___ Input material
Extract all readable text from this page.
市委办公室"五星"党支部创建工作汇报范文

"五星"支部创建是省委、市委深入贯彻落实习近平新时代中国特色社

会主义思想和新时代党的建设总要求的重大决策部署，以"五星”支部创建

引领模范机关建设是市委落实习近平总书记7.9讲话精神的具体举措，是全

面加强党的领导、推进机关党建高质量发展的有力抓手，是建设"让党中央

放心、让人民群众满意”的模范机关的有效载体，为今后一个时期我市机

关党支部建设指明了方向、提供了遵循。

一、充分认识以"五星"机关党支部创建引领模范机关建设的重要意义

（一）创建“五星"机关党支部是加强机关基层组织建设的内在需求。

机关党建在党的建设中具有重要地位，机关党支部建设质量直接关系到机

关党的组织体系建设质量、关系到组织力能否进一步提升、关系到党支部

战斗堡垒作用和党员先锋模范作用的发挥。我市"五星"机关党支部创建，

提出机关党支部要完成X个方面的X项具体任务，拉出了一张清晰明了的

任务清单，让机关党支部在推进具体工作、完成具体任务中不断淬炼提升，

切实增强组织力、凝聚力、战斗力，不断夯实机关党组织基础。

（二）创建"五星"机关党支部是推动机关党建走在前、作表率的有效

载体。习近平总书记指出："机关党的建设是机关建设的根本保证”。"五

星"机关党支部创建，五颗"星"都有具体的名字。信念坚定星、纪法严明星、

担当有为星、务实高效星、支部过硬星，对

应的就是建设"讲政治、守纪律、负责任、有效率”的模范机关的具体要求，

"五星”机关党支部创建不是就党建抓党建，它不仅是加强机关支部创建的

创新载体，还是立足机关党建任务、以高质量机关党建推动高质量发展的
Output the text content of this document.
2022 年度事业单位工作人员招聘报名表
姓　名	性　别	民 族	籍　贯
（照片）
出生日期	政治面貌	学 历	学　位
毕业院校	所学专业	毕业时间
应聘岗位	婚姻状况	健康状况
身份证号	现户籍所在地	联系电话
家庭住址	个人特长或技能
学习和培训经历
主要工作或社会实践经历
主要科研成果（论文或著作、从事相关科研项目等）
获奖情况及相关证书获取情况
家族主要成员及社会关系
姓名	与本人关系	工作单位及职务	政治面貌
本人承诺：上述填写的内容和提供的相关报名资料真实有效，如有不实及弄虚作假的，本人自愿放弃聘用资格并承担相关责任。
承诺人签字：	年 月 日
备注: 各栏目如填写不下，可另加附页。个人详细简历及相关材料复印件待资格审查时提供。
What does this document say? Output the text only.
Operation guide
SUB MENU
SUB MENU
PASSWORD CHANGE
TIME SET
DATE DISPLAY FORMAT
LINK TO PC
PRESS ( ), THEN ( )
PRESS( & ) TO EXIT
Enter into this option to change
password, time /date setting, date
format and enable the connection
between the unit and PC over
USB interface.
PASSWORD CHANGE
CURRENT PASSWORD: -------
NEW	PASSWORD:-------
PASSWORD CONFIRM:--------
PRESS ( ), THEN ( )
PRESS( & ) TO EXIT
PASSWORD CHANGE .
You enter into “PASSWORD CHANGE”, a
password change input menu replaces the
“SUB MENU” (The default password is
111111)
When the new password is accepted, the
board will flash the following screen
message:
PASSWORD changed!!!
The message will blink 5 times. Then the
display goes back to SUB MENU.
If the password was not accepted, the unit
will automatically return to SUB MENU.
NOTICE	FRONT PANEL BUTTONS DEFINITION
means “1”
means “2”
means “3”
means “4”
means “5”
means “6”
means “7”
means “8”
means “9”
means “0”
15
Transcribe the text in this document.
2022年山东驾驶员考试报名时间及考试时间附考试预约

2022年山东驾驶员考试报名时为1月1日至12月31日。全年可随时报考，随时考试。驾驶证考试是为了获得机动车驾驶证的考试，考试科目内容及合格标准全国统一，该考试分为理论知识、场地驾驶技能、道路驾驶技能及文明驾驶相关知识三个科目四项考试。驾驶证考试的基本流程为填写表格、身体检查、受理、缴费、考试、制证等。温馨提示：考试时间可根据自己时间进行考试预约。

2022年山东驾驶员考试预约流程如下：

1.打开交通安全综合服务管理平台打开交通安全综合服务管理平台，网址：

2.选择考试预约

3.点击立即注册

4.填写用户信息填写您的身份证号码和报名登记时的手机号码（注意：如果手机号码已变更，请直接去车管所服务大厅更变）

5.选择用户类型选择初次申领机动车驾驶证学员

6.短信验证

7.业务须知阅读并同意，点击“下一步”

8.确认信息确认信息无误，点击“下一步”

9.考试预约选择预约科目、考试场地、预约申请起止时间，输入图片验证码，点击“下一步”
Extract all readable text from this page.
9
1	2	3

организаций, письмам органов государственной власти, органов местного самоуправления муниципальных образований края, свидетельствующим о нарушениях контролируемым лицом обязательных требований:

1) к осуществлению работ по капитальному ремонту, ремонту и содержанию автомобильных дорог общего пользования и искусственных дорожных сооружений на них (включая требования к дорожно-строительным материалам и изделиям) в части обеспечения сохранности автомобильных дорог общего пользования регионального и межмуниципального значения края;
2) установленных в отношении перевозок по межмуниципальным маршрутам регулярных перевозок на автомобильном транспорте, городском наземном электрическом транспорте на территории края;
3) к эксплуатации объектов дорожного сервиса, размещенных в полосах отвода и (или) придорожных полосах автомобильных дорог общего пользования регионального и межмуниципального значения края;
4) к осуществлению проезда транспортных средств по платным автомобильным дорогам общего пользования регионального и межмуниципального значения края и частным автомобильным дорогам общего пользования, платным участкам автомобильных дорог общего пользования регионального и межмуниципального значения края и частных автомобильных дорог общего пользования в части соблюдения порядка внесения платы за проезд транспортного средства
______
For this exercise, gather every line of the data that contains the word "means".

means “1”
means “2”
means “3”
means “4”
means “5”
means “6”
means “7”
means “8”
means “9”
means “0”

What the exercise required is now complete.